Would you output the whole listing below, exactly as it reads?

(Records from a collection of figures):
☆ ☆ ☆ ☆ ☆ ☆ ☆

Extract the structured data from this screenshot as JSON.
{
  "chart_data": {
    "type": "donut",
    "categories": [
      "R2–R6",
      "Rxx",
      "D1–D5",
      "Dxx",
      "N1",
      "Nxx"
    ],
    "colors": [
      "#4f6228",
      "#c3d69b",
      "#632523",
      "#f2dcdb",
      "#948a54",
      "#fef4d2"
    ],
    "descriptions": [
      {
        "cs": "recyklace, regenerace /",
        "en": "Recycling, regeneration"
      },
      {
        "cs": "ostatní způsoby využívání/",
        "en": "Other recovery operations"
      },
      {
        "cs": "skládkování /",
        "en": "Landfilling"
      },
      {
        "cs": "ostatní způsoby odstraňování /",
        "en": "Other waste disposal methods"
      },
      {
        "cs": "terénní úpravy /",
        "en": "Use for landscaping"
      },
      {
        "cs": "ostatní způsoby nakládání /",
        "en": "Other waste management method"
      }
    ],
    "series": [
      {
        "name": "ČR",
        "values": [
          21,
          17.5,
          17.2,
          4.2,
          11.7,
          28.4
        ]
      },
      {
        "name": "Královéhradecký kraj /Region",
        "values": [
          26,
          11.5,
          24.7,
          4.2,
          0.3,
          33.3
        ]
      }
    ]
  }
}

☆ ☆ ☆ ☆ ☆ ☆ ☆

(Exercise solution):
Extract the structured data from this screenshot as JSON.
{
  "chart_data": {
    "type": "donut",
    "categories": [
      "R2–R6",
      "Rxx",
      "D1–D5",
      "Dxx",
      "N1",
      "Nxx"
    ],
    "colors": [
      "#4f6228",
      "#c3d69b",
      "#632523",
      "#f2dcdb",
      "#948a54",
      "#fef4d2"
    ],
    "descriptions": [
      {
        "cs": "recyklace, regenerace /",
        "en": "Recycling, regeneration"
      },
      {
        "cs": "ostatní způsoby využívání/",
        "en": "Other recovery operations"
      },
      {
        "cs": "skládkování /",
        "en": "Landfilling"
      },
      {
        "cs": "ostatní způsoby odstraňování /",
        "en": "Other waste disposal methods"
      },
      {
        "cs": "terénní úpravy /",
        "en": "Use for landscaping"
      },
      {
        "cs": "ostatní způsoby nakládání /",
        "en": "Other waste management method"
      }
    ],
    "series": [
      {
        "name": "ČR",
        "values": [
          21,
          17.5,
          17.2,
          4.2,
          11.7,
          28.4
        ]
      },
      {
        "name": "Královéhradecký kraj /Region",
        "values": [
          26,
          11.5,
          24.7,
          4.2,
          0.3,
          33.3
        ]
      }
    ]
  }
}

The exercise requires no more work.